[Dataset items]
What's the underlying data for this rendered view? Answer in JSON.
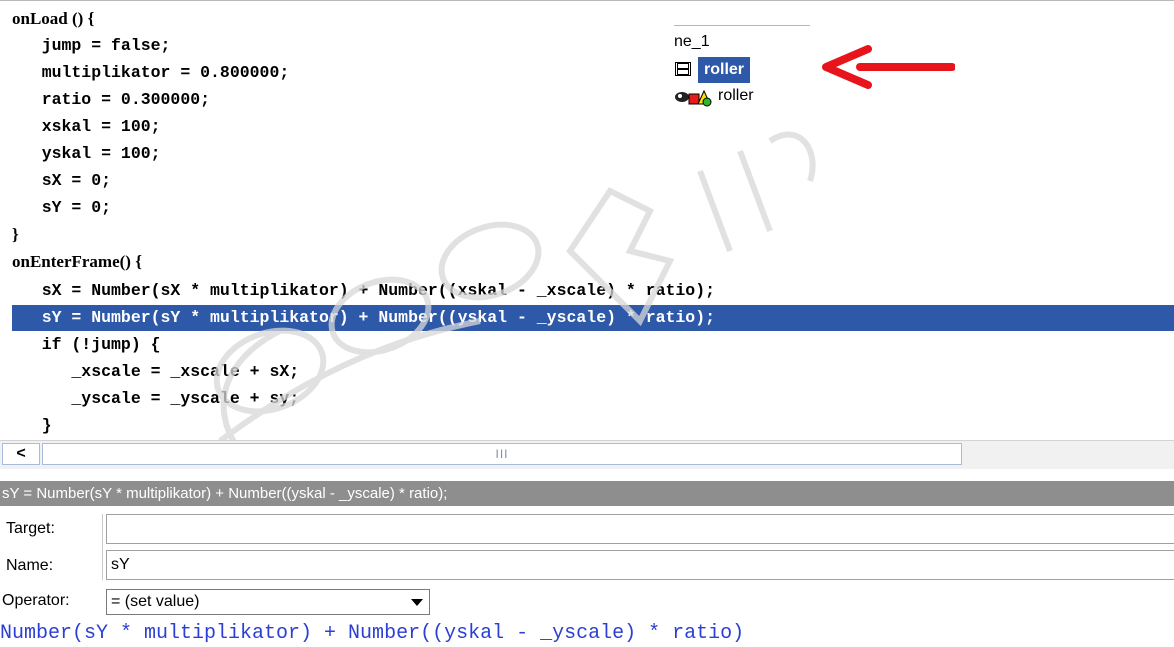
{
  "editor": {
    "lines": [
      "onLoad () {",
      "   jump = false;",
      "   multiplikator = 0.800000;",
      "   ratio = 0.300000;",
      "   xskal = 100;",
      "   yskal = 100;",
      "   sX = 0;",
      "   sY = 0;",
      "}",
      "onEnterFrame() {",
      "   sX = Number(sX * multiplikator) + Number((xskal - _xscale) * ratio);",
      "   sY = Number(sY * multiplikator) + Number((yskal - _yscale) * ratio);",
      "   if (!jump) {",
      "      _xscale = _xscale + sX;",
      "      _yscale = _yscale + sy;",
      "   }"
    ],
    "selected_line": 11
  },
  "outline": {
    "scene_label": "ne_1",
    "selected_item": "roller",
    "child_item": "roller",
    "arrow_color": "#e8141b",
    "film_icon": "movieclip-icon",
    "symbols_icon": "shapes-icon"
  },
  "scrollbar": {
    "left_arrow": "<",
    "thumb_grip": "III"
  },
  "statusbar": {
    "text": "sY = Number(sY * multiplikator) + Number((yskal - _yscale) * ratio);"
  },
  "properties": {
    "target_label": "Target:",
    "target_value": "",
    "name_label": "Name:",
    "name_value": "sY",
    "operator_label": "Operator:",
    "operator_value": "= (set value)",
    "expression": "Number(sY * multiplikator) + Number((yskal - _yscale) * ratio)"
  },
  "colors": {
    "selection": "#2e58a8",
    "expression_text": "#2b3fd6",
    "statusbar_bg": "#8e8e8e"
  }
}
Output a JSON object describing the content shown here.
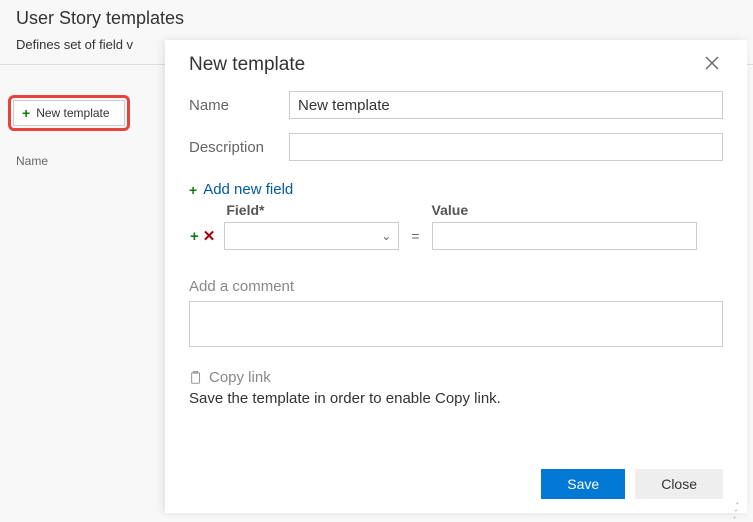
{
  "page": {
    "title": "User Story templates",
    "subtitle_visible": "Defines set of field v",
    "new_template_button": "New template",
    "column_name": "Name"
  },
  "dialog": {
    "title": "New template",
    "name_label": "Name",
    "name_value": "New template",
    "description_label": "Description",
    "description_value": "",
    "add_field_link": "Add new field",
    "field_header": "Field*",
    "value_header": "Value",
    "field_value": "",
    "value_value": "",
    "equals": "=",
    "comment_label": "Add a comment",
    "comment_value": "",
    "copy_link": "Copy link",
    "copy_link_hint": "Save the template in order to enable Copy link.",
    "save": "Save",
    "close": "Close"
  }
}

* * *

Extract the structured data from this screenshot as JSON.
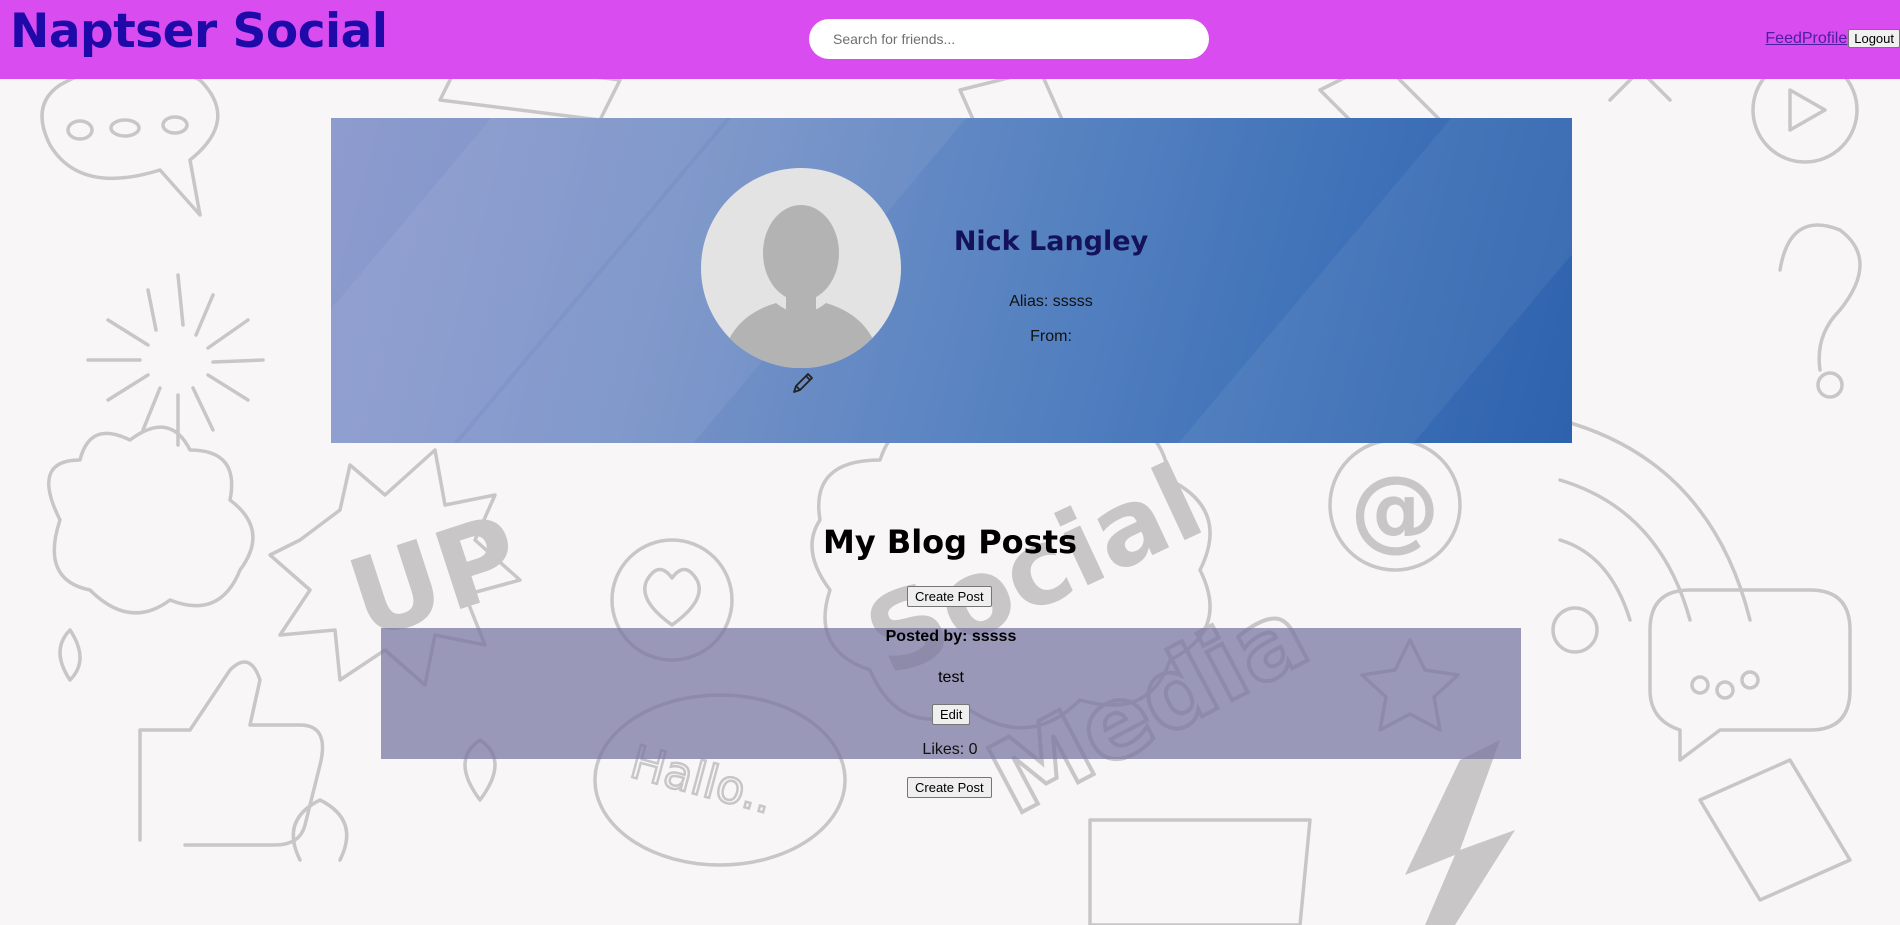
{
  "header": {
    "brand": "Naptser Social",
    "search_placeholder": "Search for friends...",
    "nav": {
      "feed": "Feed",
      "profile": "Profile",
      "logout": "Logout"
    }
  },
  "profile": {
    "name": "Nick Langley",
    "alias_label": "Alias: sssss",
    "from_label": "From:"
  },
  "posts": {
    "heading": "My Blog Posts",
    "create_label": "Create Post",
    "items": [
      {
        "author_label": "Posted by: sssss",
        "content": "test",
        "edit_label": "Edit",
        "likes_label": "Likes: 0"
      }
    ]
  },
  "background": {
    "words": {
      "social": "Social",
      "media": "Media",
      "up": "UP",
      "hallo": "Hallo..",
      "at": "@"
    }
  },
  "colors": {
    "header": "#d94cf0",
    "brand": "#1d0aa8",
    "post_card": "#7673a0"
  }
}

--

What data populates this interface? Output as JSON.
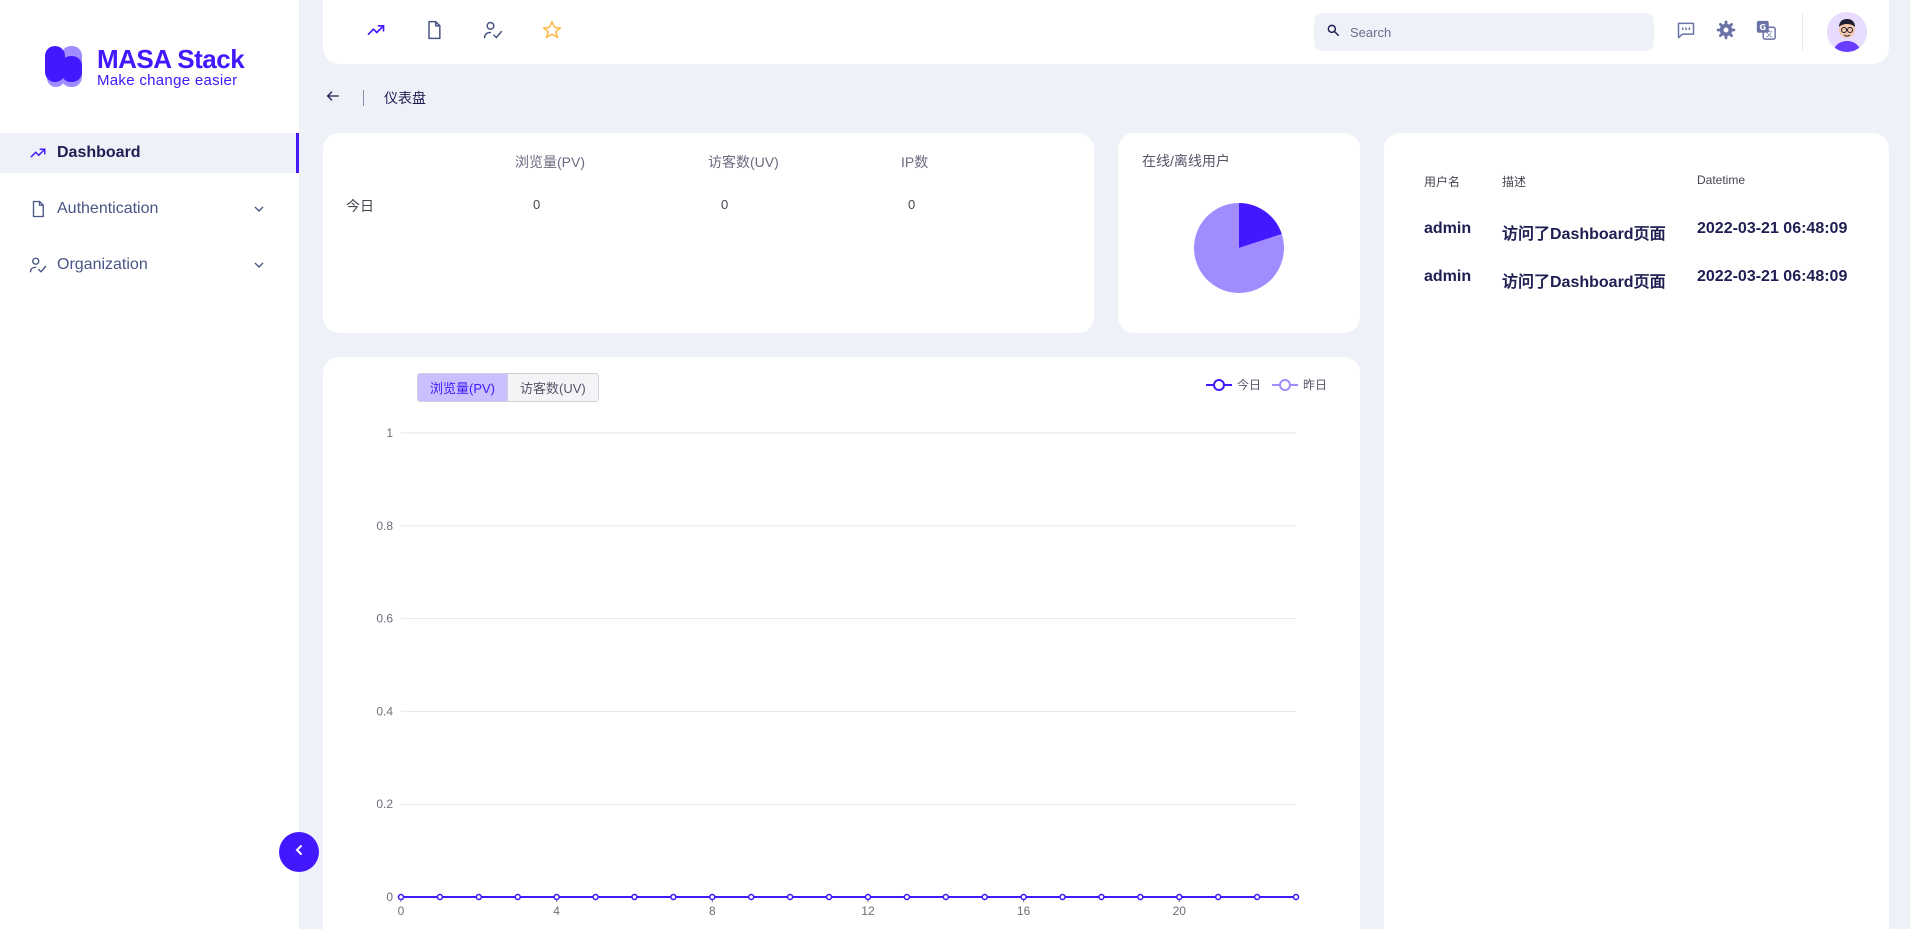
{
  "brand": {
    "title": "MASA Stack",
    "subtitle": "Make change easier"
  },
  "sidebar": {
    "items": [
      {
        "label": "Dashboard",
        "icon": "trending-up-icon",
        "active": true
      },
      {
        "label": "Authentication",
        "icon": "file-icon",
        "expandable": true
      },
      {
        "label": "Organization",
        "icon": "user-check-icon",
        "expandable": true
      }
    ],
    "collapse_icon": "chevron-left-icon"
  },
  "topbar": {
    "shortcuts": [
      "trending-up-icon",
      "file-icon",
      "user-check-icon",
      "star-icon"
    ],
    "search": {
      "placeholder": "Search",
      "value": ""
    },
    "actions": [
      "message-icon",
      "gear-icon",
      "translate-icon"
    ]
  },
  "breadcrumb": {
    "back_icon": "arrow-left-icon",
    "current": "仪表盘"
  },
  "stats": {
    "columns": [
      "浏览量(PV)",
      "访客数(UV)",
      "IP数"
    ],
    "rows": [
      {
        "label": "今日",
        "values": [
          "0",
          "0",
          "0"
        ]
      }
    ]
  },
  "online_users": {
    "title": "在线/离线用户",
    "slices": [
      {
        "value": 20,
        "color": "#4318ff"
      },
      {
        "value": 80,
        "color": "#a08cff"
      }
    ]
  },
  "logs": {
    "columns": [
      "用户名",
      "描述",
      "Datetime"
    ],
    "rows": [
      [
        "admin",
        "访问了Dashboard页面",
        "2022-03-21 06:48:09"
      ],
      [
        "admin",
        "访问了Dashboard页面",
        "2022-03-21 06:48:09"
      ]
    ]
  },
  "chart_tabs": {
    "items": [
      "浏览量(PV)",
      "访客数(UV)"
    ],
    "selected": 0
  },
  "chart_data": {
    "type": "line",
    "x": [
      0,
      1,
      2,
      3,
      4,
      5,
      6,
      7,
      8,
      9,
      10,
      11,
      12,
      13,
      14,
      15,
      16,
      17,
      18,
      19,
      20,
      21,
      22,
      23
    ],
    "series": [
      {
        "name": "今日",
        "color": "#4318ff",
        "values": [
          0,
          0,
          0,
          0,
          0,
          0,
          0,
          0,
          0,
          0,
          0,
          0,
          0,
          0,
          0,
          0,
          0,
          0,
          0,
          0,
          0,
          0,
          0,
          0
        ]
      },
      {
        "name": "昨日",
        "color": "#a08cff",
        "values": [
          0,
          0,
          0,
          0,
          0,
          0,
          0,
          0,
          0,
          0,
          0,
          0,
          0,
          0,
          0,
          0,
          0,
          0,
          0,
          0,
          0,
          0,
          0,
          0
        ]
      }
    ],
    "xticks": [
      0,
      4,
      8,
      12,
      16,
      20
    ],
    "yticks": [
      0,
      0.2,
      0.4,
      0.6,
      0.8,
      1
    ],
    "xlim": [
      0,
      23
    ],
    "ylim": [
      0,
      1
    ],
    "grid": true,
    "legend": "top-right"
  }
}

▸ DIRECTIONS:
Look through the data and gather every line with the string "roller" in it.

▸ SOLUTION TO THE PROBLEM:
    "selected_item": "roller",
    "child_item": "roller",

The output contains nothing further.